__Source material__.
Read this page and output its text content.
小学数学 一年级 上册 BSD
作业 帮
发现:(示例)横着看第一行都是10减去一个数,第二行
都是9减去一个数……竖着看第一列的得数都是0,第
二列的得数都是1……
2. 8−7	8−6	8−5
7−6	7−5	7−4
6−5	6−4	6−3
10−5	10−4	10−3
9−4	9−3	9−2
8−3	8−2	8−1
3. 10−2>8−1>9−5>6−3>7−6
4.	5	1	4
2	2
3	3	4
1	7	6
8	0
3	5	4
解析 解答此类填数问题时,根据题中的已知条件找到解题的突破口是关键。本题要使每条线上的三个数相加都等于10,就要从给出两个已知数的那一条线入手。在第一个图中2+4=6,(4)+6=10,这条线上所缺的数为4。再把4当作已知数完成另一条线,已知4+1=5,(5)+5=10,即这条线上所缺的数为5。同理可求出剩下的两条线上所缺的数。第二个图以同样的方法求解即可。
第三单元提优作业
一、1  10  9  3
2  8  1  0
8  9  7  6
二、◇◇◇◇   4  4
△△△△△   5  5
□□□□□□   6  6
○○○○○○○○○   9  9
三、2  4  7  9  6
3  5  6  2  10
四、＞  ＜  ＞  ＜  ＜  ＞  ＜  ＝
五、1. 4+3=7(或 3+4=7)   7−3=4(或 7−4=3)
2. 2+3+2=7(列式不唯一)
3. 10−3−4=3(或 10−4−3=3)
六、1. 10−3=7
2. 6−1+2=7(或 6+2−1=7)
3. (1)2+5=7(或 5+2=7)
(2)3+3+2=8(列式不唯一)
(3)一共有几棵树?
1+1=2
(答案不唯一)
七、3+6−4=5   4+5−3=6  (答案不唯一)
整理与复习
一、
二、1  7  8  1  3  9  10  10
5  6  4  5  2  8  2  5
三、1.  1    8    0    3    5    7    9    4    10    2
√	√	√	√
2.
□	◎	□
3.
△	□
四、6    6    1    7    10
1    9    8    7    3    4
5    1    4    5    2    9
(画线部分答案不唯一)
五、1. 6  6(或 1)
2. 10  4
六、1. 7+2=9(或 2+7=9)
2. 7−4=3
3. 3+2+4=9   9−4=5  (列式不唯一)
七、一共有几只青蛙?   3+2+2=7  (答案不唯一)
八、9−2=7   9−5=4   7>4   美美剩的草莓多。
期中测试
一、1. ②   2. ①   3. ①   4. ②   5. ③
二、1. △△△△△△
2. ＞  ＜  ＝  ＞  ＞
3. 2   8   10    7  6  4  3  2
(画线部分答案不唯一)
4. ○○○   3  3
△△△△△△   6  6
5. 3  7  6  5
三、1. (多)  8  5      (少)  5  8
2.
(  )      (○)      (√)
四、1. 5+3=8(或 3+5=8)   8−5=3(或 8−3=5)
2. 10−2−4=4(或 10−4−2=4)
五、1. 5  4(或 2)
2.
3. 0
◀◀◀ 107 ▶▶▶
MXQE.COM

__Given request__.
All of the material above needs to be copied exactly.

__Solved exercise__.
Read this page and output its text content.
小学数学 一年级 上册 BSD
作业 帮
发现:(示例)横着看第一行都是10减去一个数,第二行
都是9减去一个数……竖着看第一列的得数都是0,第
二列的得数都是1……
2. 8−7	8−6	8−5
7−6	7−5	7−4
6−5	6−4	6−3
10−5	10−4	10−3
9−4	9−3	9−2
8−3	8−2	8−1
3. 10−2>8−1>9−5>6−3>7−6
4.	5	1	4
2	2
3	3	4
1	7	6
8	0
3	5	4
解析 解答此类填数问题时,根据题中的已知条件找到解题的突破口是关键。本题要使每条线上的三个数相加都等于10,就要从给出两个已知数的那一条线入手。在第一个图中2+4=6,(4)+6=10,这条线上所缺的数为4。再把4当作已知数完成另一条线,已知4+1=5,(5)+5=10,即这条线上所缺的数为5。同理可求出剩下的两条线上所缺的数。第二个图以同样的方法求解即可。
第三单元提优作业
一、1  10  9  3
2  8  1  0
8  9  7  6
二、◇◇◇◇   4  4
△△△△△   5  5
□□□□□□   6  6
○○○○○○○○○   9  9
三、2  4  7  9  6
3  5  6  2  10
四、＞  ＜  ＞  ＜  ＜  ＞  ＜  ＝
五、1. 4+3=7(或 3+4=7)   7−3=4(或 7−4=3)
2. 2+3+2=7(列式不唯一)
3. 10−3−4=3(或 10−4−3=3)
六、1. 10−3=7
2. 6−1+2=7(或 6+2−1=7)
3. (1)2+5=7(或 5+2=7)
(2)3+3+2=8(列式不唯一)
(3)一共有几棵树?
1+1=2
(答案不唯一)
七、3+6−4=5   4+5−3=6  (答案不唯一)
整理与复习
一、
二、1  7  8  1  3  9  10  10
5  6  4  5  2  8  2  5
三、1.  1    8    0    3    5    7    9    4    10    2
√	√	√	√
2.
□	◎	□
3.
△	□
四、6    6    1    7    10
1    9    8    7    3    4
5    1    4    5    2    9
(画线部分答案不唯一)
五、1. 6  6(或 1)
2. 10  4
六、1. 7+2=9(或 2+7=9)
2. 7−4=3
3. 3+2+4=9   9−4=5  (列式不唯一)
七、一共有几只青蛙?   3+2+2=7  (答案不唯一)
八、9−2=7   9−5=4   7>4   美美剩的草莓多。
期中测试
一、1. ②   2. ①   3. ①   4. ②   5. ③
二、1. △△△△△△
2. ＞  ＜  ＝  ＞  ＞
3. 2   8   10    7  6  4  3  2
(画线部分答案不唯一)
4. ○○○   3  3
△△△△△△   6  6
5. 3  7  6  5
三、1. (多)  8  5      (少)  5  8
2.
(  )      (○)      (√)
四、1. 5+3=8(或 3+5=8)   8−5=3(或 8−3=5)
2. 10−2−4=4(或 10−4−2=4)
五、1. 5  4(或 2)
2.
3. 0
◀◀◀ 107 ▶▶▶
MXQE.COM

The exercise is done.